▸ REQUIRED TASK
Which rows contain the word "gridline"? Pull out each of those rows in full, counting only matches with the same case.

▸ THE DATA
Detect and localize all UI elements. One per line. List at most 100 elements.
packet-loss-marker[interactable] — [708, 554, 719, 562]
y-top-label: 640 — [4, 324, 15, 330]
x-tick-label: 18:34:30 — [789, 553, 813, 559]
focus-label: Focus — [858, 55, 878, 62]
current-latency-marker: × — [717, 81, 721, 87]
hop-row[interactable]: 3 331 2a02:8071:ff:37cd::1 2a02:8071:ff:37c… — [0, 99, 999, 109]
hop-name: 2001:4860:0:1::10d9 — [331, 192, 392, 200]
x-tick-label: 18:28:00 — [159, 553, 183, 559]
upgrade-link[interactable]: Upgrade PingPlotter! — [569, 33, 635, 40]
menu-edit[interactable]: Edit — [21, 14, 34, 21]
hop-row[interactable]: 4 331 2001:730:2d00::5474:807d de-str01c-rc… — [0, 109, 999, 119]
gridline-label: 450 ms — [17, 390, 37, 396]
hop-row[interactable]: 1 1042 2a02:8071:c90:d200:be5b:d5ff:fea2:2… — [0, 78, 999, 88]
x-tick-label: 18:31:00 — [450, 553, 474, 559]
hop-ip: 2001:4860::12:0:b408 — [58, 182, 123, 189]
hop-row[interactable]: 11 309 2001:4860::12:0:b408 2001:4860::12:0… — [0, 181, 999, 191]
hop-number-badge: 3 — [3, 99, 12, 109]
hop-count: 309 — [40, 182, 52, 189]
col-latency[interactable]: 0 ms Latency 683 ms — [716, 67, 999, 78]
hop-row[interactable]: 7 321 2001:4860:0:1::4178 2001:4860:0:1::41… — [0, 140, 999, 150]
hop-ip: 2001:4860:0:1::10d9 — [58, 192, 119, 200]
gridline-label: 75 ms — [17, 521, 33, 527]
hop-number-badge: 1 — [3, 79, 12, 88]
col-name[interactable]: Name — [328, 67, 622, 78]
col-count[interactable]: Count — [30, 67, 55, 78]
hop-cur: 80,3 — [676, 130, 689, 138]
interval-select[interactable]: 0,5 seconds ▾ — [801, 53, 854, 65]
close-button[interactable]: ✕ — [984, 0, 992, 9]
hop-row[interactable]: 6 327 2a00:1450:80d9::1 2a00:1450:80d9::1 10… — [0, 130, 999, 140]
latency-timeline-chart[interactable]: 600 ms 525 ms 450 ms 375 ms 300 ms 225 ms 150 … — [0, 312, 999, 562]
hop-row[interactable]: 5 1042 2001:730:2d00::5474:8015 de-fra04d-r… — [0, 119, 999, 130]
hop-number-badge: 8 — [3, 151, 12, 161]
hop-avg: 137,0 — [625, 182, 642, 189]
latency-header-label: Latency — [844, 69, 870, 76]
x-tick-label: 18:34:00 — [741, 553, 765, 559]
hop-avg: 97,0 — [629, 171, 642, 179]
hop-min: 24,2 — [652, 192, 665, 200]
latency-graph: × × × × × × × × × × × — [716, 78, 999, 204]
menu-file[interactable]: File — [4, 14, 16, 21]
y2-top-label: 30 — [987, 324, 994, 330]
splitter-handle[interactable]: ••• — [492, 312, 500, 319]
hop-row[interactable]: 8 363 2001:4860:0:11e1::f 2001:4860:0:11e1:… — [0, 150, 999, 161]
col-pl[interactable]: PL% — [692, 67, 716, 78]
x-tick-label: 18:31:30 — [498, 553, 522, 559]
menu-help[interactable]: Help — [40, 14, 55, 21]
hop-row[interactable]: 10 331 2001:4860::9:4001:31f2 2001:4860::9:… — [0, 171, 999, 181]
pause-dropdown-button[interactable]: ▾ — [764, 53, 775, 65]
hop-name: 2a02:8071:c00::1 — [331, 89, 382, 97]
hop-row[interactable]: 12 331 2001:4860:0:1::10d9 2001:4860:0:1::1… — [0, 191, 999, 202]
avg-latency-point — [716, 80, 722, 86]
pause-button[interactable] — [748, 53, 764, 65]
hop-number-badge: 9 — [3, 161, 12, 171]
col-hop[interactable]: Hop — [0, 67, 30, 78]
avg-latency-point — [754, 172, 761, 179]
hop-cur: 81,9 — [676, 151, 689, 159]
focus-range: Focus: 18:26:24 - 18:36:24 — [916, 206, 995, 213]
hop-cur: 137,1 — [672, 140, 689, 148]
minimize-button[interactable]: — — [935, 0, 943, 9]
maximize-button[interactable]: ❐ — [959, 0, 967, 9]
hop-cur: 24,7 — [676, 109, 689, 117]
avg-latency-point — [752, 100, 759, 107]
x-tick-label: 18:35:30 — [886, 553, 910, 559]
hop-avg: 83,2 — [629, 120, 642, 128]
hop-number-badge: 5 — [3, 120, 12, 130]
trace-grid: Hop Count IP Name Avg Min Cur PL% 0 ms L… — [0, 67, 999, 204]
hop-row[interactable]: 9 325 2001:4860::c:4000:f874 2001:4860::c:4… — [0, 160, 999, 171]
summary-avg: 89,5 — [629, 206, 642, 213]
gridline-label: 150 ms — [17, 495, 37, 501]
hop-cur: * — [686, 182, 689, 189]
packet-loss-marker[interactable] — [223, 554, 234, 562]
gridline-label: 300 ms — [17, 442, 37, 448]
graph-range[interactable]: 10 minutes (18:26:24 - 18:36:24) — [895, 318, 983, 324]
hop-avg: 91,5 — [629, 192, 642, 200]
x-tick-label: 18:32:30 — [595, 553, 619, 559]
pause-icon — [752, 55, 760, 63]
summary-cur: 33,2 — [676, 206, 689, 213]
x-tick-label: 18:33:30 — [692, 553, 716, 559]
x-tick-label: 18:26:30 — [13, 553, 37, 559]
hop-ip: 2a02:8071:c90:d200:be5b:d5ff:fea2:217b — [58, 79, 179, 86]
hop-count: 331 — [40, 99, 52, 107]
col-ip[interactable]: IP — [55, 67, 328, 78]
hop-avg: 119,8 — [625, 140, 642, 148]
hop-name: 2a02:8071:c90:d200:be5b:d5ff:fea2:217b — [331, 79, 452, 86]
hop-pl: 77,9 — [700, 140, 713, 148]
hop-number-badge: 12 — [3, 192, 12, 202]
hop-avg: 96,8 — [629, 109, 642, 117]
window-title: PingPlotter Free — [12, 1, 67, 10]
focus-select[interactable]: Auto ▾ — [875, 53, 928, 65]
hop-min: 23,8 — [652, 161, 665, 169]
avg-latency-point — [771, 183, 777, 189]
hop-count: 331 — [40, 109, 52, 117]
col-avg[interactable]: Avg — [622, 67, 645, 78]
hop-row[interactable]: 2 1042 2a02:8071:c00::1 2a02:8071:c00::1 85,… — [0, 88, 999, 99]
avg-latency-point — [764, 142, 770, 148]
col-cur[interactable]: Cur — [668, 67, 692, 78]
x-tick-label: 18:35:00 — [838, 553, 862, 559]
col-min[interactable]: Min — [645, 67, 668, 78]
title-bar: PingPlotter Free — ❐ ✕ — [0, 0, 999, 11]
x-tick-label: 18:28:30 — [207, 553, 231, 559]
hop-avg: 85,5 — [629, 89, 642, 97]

▸ EXERCISE RESPONSE
gridline-label: 450 ms — [17, 390, 37, 396]
gridline-label: 75 ms — [17, 521, 33, 527]
gridline-label: 150 ms — [17, 495, 37, 501]
gridline-label: 300 ms — [17, 442, 37, 448]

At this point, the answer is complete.